═══ Dataset excerpts ═══

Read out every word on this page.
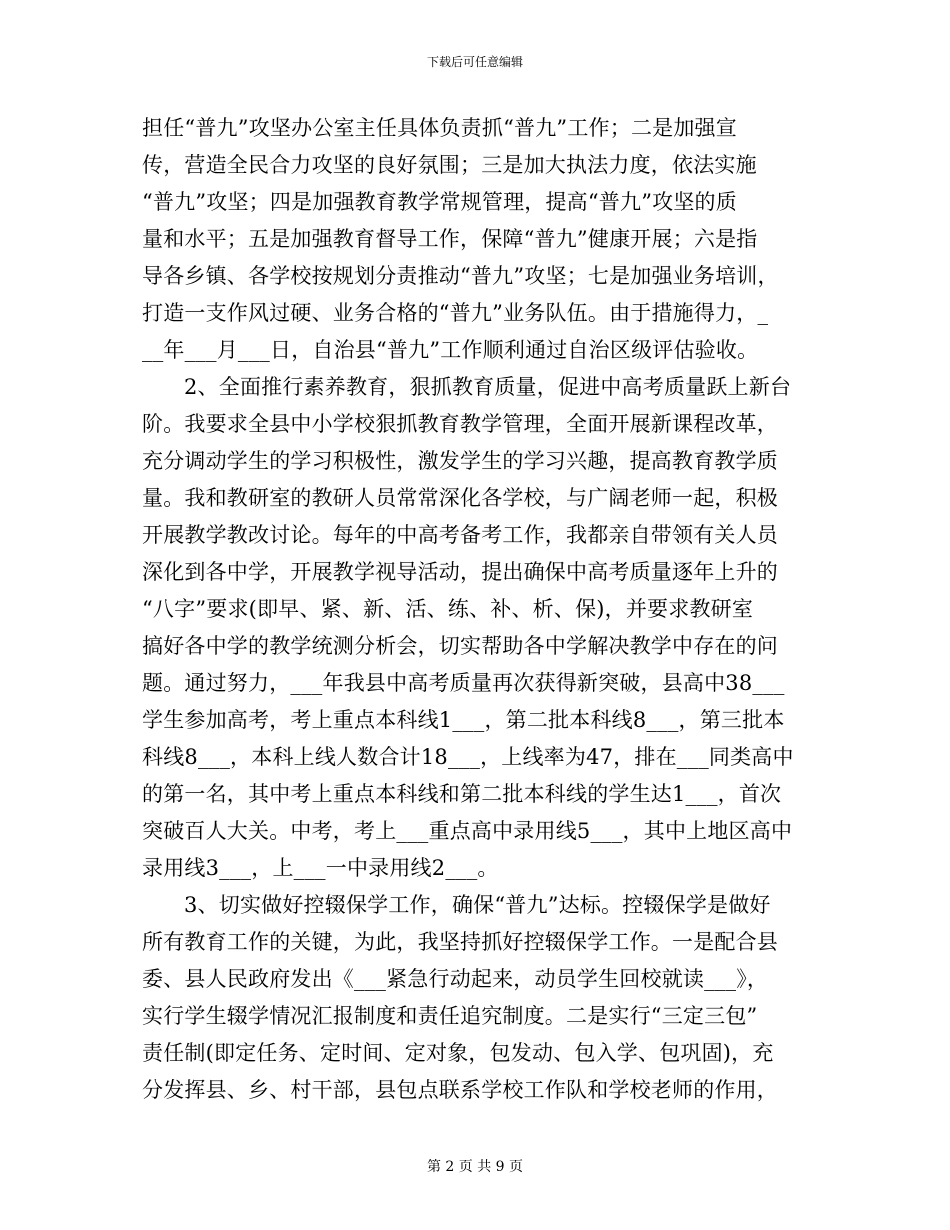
下载后可任意编辑
担任“普九”攻坚办公室主任具体负责抓“普九”工作；二是加强宣
传，营造全民合力攻坚的良好氛围；三是加大执法力度，依法实施
“普九”攻坚；四是加强教育教学常规管理，提高“普九”攻坚的质
量和水平；五是加强教育督导工作，保障“普九”健康开展；六是指
导各乡镇、各学校按规划分责推动“普九”攻坚；七是加强业务培训，
打造一支作风过硬、业务合格的“普九”业务队伍。由于措施得力，_
__年___月___日，自治县“普九”工作顺利通过自治区级评估验收。
2、全面推行素养教育，狠抓教育质量，促进中高考质量跃上新台
阶。我要求全县中小学校狠抓教育教学管理，全面开展新课程改革，
充分调动学生的学习积极性，激发学生的学习兴趣，提高教育教学质
量。我和教研室的教研人员常常深化各学校，与广阔老师一起，积极
开展教学教改讨论。每年的中高考备考工作，我都亲自带领有关人员
深化到各中学，开展教学视导活动，提出确保中高考质量逐年上升的
“八字”要求(即早、紧、新、活、练、补、析、保)，并要求教研室
搞好各中学的教学统测分析会，切实帮助各中学解决教学中存在的问
题。通过努力，___年我县中高考质量再次获得新突破，县高中38___
学生参加高考，考上重点本科线1___，第二批本科线8___，第三批本
科线8___，本科上线人数合计18___，上线率为47，排在___同类高中
的第一名，其中考上重点本科线和第二批本科线的学生达1___，首次
突破百人大关。中考，考上___重点高中录用线5___，其中上地区高中
录用线3___，上___一中录用线2___。
3、切实做好控辍保学工作，确保“普九”达标。控辍保学是做好
所有教育工作的关键，为此，我坚持抓好控辍保学工作。一是配合县
委、县人民政府发出《___紧急行动起来，动员学生回校就读___》，
实行学生辍学情况汇报制度和责任追究制度。二是实行“三定三包”
责任制(即定任务、定时间、定对象，包发动、包入学、包巩固)，充
分发挥县、乡、村干部，县包点联系学校工作队和学校老师的作用，
第 2 页 共 9 页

═══

# [Problem details]
Set down the complete material exactly, but do not include the images.

# [Completed task]
Read out every word on this page.
下载后可任意编辑
担任“普九”攻坚办公室主任具体负责抓“普九”工作；二是加强宣
传，营造全民合力攻坚的良好氛围；三是加大执法力度，依法实施
“普九”攻坚；四是加强教育教学常规管理，提高“普九”攻坚的质
量和水平；五是加强教育督导工作，保障“普九”健康开展；六是指
导各乡镇、各学校按规划分责推动“普九”攻坚；七是加强业务培训，
打造一支作风过硬、业务合格的“普九”业务队伍。由于措施得力，_
__年___月___日，自治县“普九”工作顺利通过自治区级评估验收。
2、全面推行素养教育，狠抓教育质量，促进中高考质量跃上新台
阶。我要求全县中小学校狠抓教育教学管理，全面开展新课程改革，
充分调动学生的学习积极性，激发学生的学习兴趣，提高教育教学质
量。我和教研室的教研人员常常深化各学校，与广阔老师一起，积极
开展教学教改讨论。每年的中高考备考工作，我都亲自带领有关人员
深化到各中学，开展教学视导活动，提出确保中高考质量逐年上升的
“八字”要求(即早、紧、新、活、练、补、析、保)，并要求教研室
搞好各中学的教学统测分析会，切实帮助各中学解决教学中存在的问
题。通过努力，___年我县中高考质量再次获得新突破，县高中38___
学生参加高考，考上重点本科线1___，第二批本科线8___，第三批本
科线8___，本科上线人数合计18___，上线率为47，排在___同类高中
的第一名，其中考上重点本科线和第二批本科线的学生达1___，首次
突破百人大关。中考，考上___重点高中录用线5___，其中上地区高中
录用线3___，上___一中录用线2___。
3、切实做好控辍保学工作，确保“普九”达标。控辍保学是做好
所有教育工作的关键，为此，我坚持抓好控辍保学工作。一是配合县
委、县人民政府发出《___紧急行动起来，动员学生回校就读___》，
实行学生辍学情况汇报制度和责任追究制度。二是实行“三定三包”
责任制(即定任务、定时间、定对象，包发动、包入学、包巩固)，充
分发挥县、乡、村干部，县包点联系学校工作队和学校老师的作用，
第 2 页 共 9 页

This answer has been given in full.